>> Begin GIVEN RECORDS

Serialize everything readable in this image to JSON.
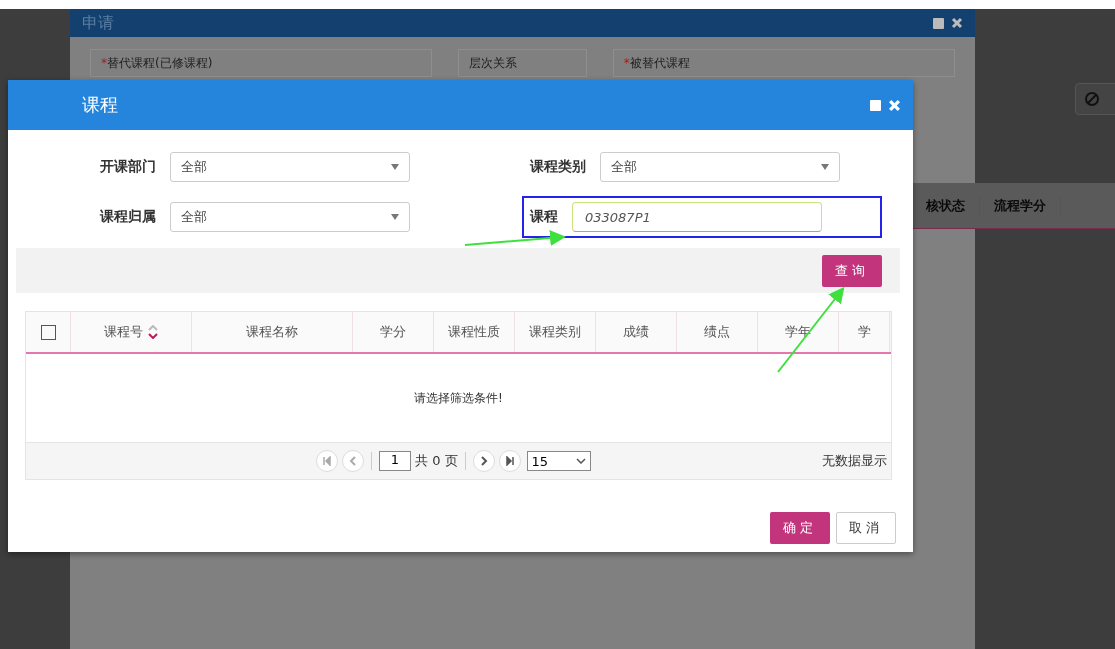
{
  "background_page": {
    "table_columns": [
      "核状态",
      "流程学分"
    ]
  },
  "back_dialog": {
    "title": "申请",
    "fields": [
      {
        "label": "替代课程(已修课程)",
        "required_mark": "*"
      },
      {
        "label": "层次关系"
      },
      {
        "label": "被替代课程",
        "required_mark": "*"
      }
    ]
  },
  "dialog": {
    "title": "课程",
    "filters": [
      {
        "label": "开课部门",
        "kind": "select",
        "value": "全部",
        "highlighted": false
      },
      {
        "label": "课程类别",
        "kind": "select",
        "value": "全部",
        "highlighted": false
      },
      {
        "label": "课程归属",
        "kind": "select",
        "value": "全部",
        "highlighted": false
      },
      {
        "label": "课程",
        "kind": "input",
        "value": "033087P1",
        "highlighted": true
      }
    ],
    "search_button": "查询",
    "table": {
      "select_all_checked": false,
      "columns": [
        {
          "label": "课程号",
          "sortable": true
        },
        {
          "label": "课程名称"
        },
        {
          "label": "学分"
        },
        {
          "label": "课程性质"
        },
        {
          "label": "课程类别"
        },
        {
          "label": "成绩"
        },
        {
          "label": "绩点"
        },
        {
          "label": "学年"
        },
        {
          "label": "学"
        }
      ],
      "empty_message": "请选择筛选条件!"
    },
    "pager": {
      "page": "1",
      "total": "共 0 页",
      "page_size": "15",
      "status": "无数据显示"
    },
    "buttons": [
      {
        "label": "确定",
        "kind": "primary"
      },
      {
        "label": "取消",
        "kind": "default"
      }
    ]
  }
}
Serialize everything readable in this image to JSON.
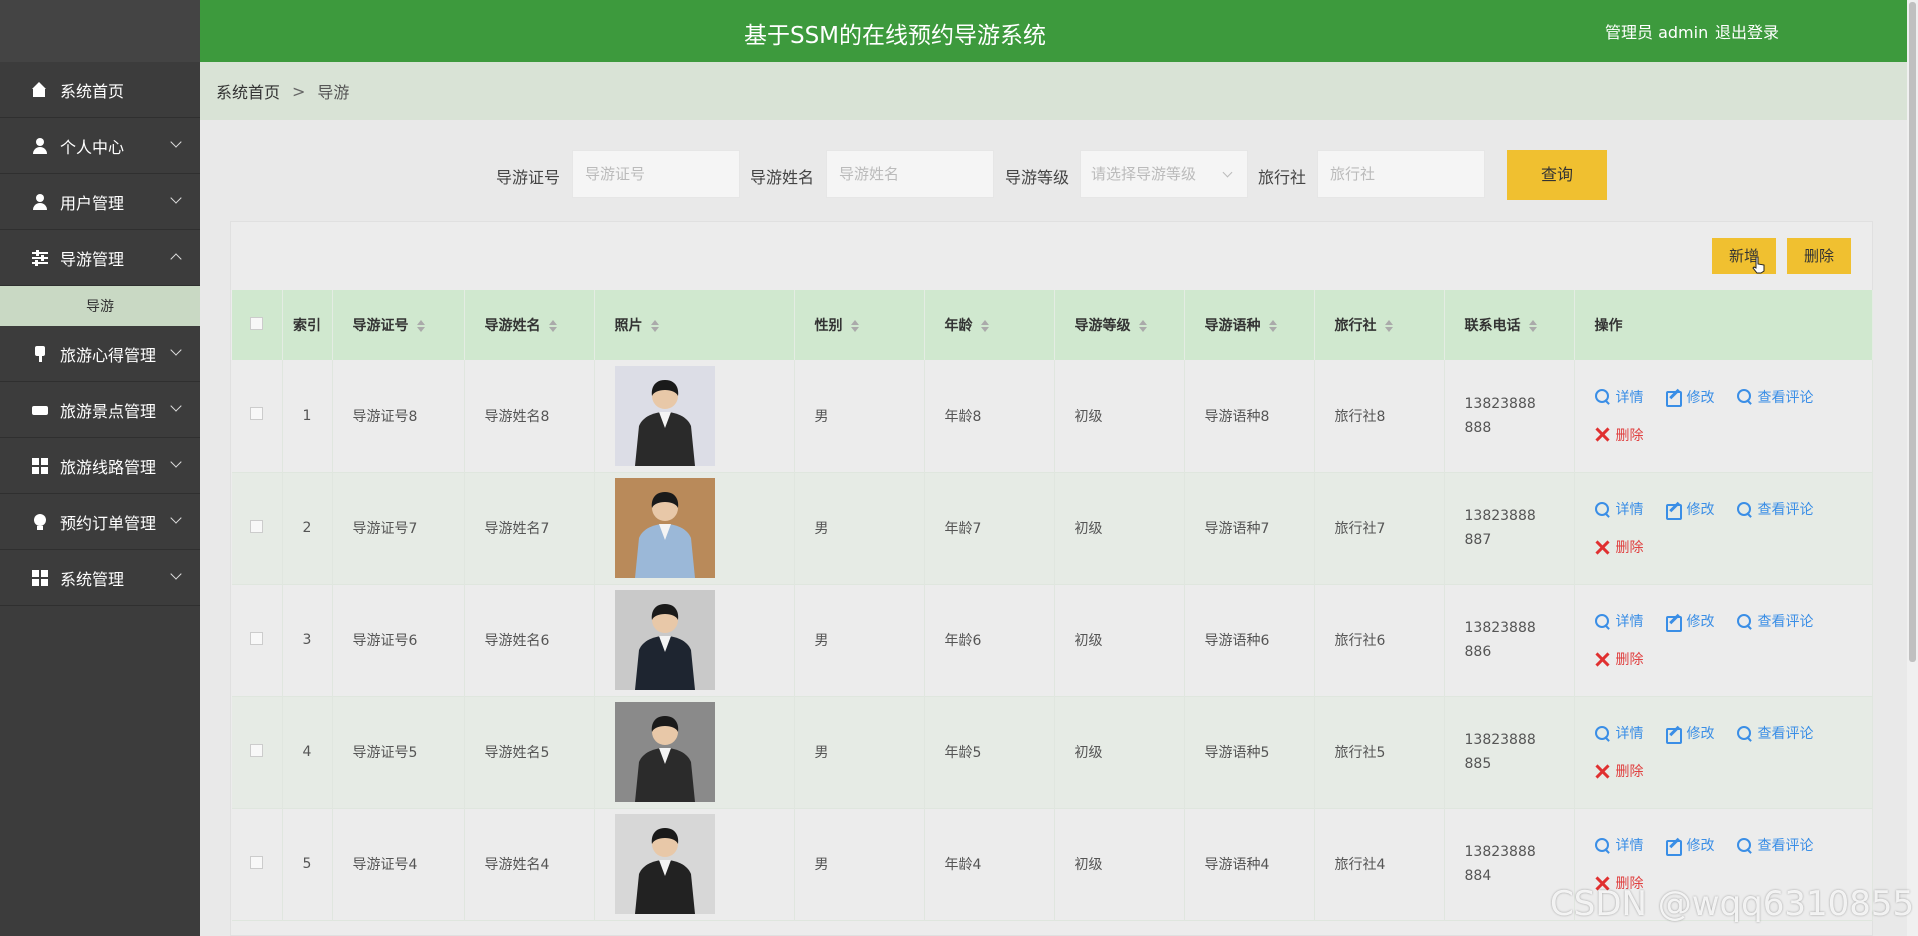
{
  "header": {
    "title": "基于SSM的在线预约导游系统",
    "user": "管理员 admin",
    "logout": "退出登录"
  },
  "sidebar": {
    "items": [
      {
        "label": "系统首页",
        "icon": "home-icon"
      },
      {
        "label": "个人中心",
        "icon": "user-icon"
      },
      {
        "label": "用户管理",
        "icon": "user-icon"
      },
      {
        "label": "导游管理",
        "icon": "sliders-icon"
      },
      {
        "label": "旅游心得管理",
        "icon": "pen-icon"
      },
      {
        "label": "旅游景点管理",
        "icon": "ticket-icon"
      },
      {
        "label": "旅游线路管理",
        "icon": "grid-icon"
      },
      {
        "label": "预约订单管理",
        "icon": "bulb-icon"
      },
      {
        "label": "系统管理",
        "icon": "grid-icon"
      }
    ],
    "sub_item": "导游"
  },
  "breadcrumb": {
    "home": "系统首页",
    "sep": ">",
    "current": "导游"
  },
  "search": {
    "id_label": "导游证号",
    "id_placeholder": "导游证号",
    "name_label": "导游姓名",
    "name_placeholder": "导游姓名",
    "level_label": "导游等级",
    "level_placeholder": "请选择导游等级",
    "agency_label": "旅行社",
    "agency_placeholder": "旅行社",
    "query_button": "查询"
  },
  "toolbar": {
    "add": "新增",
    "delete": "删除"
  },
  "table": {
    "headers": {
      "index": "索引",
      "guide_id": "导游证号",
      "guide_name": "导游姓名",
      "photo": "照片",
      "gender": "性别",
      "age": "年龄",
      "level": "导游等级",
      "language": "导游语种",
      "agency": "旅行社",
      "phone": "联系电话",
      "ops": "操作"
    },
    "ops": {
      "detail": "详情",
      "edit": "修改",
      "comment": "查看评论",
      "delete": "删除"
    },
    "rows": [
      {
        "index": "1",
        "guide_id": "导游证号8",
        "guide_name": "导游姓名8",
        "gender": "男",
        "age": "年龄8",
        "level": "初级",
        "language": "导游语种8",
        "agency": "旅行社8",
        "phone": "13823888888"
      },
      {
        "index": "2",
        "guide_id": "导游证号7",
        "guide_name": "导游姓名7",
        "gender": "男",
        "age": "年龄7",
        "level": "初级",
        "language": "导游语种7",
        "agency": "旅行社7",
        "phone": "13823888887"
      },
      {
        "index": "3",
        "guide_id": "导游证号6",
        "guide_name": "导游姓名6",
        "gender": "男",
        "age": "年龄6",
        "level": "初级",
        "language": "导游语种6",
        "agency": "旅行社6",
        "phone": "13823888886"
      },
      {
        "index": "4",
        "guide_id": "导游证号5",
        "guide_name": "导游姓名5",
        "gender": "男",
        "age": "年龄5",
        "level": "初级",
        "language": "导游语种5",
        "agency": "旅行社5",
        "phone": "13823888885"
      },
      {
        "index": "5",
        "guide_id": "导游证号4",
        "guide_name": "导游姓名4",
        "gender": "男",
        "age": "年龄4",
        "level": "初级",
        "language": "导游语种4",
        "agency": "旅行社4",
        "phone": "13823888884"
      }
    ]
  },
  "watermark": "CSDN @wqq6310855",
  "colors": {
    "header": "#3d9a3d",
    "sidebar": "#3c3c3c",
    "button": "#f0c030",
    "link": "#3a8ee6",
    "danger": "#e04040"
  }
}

>> End GIVEN RECORDS
>> Begin GIVEN RECORDS

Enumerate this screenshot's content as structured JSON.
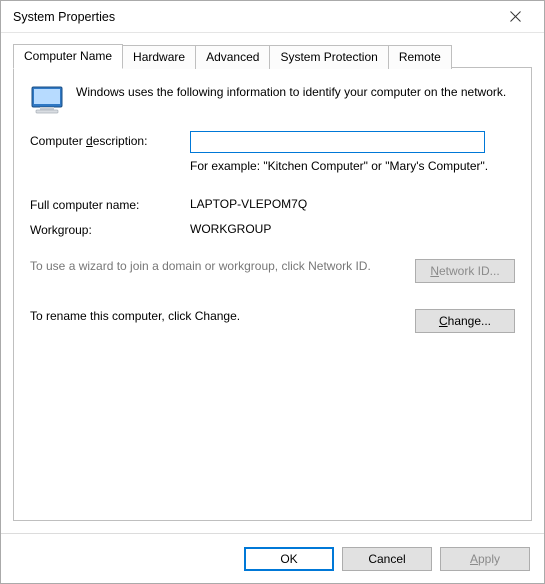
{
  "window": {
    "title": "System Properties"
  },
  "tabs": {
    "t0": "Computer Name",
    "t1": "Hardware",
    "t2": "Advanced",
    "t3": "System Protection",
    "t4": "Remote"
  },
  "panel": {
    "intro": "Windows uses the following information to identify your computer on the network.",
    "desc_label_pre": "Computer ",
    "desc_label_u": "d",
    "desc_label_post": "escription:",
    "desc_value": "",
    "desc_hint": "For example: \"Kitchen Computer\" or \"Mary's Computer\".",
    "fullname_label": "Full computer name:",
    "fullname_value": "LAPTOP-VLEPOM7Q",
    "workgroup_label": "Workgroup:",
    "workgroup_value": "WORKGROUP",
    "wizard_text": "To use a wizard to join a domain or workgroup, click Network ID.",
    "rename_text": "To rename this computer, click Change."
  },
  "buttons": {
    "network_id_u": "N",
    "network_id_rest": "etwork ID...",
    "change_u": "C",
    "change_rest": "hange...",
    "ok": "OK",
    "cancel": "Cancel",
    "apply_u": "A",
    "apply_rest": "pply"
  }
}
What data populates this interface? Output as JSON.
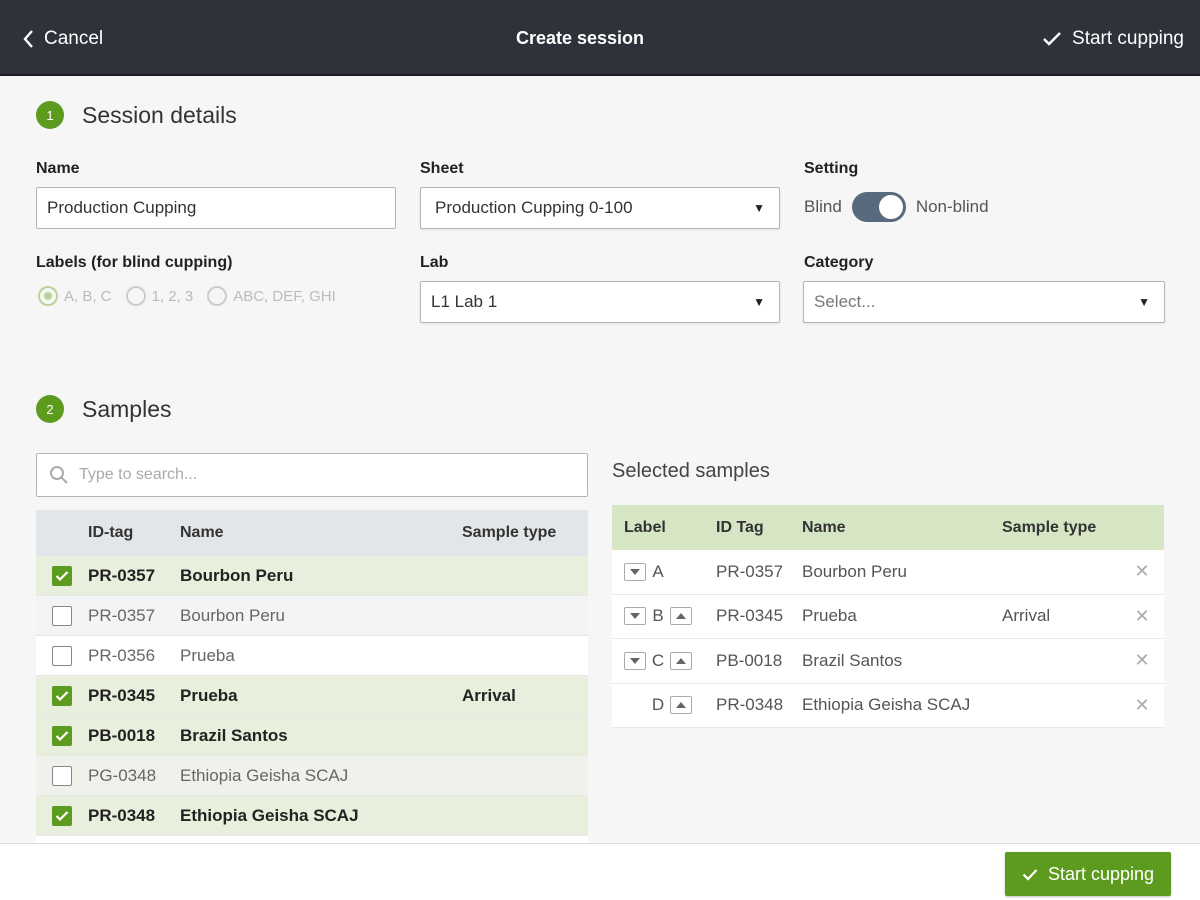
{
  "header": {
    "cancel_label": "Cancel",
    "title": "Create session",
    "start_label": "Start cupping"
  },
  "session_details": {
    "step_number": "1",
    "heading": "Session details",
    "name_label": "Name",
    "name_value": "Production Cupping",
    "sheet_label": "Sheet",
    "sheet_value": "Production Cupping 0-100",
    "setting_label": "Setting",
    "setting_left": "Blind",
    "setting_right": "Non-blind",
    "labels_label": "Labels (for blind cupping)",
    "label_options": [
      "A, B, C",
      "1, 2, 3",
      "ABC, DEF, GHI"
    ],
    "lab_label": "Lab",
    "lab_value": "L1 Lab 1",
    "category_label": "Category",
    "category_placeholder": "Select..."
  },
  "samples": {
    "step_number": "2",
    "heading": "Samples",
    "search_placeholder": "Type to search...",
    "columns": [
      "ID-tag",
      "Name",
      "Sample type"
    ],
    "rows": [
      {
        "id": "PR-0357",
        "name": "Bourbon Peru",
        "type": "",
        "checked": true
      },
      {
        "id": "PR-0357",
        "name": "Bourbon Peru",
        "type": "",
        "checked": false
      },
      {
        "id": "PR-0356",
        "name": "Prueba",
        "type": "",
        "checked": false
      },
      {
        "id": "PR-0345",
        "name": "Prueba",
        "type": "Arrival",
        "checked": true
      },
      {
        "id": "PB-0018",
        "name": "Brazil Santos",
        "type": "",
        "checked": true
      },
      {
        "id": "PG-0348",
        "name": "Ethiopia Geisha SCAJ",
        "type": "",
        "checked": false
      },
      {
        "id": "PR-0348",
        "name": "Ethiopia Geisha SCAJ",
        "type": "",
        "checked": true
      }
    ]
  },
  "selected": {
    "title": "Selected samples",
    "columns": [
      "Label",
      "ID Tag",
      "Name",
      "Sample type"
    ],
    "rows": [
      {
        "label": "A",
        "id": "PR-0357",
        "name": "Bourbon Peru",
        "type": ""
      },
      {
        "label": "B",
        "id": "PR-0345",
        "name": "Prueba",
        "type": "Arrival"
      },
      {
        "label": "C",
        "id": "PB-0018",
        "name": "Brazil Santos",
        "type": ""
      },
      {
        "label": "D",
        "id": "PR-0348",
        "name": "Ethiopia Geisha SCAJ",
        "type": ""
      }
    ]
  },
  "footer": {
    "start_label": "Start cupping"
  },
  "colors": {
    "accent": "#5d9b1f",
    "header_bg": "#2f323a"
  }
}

>> End GIVEN RECORDS

PROBLEM REQUIREMENTS: Identify all lines where the word "click" shows up. Copy them.

SOLVED EXERCISE:
    "wizard_text": "To use a wizard to join a domain or workgroup, click Network ID.",
    "rename_text": "To rename this computer, click Change."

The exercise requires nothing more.